TASK
In the material below, identify each line bearing the word "provided". Reproduce those lines.

RECORDS FOR THE EXERCISE
────────────────────────────────────────
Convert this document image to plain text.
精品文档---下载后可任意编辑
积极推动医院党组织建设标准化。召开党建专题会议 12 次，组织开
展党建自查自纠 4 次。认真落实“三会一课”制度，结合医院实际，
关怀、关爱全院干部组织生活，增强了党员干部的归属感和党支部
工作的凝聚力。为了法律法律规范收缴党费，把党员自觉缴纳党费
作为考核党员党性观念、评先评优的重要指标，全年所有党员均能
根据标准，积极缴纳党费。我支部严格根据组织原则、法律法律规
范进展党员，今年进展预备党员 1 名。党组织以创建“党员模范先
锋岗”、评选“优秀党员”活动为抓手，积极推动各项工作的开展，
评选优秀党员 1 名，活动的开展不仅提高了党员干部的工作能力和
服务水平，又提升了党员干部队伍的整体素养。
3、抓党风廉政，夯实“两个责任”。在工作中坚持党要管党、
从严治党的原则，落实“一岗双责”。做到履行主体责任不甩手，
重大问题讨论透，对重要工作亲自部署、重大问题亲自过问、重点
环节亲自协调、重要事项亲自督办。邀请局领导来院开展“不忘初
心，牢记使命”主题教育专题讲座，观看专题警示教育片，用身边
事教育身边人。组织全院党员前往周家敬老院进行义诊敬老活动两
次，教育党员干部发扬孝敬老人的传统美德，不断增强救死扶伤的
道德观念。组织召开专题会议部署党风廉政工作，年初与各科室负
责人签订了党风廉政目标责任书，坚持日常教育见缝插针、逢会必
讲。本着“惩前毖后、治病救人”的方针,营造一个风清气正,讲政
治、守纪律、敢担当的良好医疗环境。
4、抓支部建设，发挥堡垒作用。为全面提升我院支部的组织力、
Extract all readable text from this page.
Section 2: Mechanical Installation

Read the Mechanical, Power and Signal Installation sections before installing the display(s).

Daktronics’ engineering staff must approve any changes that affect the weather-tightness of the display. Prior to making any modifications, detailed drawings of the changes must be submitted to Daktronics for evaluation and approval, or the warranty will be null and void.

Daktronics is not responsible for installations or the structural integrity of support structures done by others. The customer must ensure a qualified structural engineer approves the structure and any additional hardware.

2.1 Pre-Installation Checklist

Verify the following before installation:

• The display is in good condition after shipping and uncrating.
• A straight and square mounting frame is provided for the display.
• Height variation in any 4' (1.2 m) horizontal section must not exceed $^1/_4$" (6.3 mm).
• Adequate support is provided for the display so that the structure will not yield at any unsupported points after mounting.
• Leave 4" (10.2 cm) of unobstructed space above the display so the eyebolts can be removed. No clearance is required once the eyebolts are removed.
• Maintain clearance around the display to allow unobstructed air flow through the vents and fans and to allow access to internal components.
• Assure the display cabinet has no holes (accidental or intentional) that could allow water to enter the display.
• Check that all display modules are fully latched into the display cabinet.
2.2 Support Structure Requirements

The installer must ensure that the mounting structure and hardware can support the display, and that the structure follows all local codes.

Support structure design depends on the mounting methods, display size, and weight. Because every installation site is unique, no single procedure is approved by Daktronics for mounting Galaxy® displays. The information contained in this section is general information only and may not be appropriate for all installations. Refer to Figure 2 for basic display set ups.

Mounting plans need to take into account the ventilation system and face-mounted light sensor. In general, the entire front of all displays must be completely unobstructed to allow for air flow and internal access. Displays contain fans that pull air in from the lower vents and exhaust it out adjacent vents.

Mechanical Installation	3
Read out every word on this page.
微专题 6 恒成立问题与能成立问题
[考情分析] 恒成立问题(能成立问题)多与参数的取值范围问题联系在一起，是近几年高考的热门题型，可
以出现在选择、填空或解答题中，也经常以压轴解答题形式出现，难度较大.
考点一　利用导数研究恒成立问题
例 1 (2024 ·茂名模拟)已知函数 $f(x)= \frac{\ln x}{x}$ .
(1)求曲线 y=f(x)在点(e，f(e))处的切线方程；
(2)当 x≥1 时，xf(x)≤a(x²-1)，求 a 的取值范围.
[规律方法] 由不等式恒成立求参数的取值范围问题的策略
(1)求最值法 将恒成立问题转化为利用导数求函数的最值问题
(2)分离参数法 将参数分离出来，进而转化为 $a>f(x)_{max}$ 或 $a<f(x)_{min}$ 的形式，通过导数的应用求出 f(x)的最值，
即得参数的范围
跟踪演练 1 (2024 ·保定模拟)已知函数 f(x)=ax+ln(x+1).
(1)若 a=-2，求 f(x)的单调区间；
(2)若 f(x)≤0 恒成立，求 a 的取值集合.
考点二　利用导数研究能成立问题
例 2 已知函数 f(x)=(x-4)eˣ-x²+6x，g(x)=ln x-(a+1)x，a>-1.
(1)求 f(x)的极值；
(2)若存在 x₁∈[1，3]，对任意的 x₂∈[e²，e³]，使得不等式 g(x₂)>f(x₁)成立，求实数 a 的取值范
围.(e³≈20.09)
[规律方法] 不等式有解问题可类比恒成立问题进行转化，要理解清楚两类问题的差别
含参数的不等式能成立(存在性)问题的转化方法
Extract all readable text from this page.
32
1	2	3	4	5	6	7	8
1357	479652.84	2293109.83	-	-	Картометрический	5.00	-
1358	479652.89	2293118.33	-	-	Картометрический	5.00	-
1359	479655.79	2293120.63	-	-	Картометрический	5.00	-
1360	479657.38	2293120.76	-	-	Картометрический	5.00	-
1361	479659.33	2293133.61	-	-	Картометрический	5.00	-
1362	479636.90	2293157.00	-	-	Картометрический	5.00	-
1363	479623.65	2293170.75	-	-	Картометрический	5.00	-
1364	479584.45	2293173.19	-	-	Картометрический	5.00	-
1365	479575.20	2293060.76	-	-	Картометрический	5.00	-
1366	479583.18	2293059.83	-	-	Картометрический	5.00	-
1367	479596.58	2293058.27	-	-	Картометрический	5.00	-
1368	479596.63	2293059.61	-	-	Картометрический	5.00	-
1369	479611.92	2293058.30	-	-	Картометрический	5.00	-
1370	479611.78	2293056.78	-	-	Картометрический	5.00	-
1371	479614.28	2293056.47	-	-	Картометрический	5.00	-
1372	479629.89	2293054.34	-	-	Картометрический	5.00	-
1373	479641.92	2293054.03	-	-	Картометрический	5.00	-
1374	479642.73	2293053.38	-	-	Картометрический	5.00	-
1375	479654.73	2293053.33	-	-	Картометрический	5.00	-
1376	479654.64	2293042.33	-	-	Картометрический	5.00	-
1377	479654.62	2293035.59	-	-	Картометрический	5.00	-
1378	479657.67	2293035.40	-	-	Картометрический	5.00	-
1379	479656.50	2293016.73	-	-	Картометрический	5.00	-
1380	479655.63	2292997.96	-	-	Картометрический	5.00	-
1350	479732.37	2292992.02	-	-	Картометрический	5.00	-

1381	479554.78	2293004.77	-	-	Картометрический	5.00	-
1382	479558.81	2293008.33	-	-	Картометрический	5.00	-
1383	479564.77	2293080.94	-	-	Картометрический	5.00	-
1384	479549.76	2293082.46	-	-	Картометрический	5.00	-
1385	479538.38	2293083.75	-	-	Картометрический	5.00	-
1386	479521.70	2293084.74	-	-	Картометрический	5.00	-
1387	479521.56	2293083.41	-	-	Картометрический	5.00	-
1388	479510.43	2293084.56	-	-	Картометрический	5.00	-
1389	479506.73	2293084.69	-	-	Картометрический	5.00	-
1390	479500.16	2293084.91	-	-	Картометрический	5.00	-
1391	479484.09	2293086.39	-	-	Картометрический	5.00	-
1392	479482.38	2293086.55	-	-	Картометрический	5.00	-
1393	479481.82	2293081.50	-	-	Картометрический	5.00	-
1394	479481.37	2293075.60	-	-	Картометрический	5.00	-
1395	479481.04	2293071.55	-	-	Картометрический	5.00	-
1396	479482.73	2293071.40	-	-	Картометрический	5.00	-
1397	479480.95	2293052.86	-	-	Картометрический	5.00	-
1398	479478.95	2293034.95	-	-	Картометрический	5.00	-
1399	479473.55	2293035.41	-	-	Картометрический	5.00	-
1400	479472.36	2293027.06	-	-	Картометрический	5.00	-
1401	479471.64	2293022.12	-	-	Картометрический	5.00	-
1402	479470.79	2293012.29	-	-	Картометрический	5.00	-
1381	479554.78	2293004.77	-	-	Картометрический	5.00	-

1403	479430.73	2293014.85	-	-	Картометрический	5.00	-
────────────────────────────────────────
SOLUTION TO THIS TASK
• A straight and square mounting frame is provided for the display.
• Adequate support is provided for the display so that the structure will not yield at any unsupported points after mounting.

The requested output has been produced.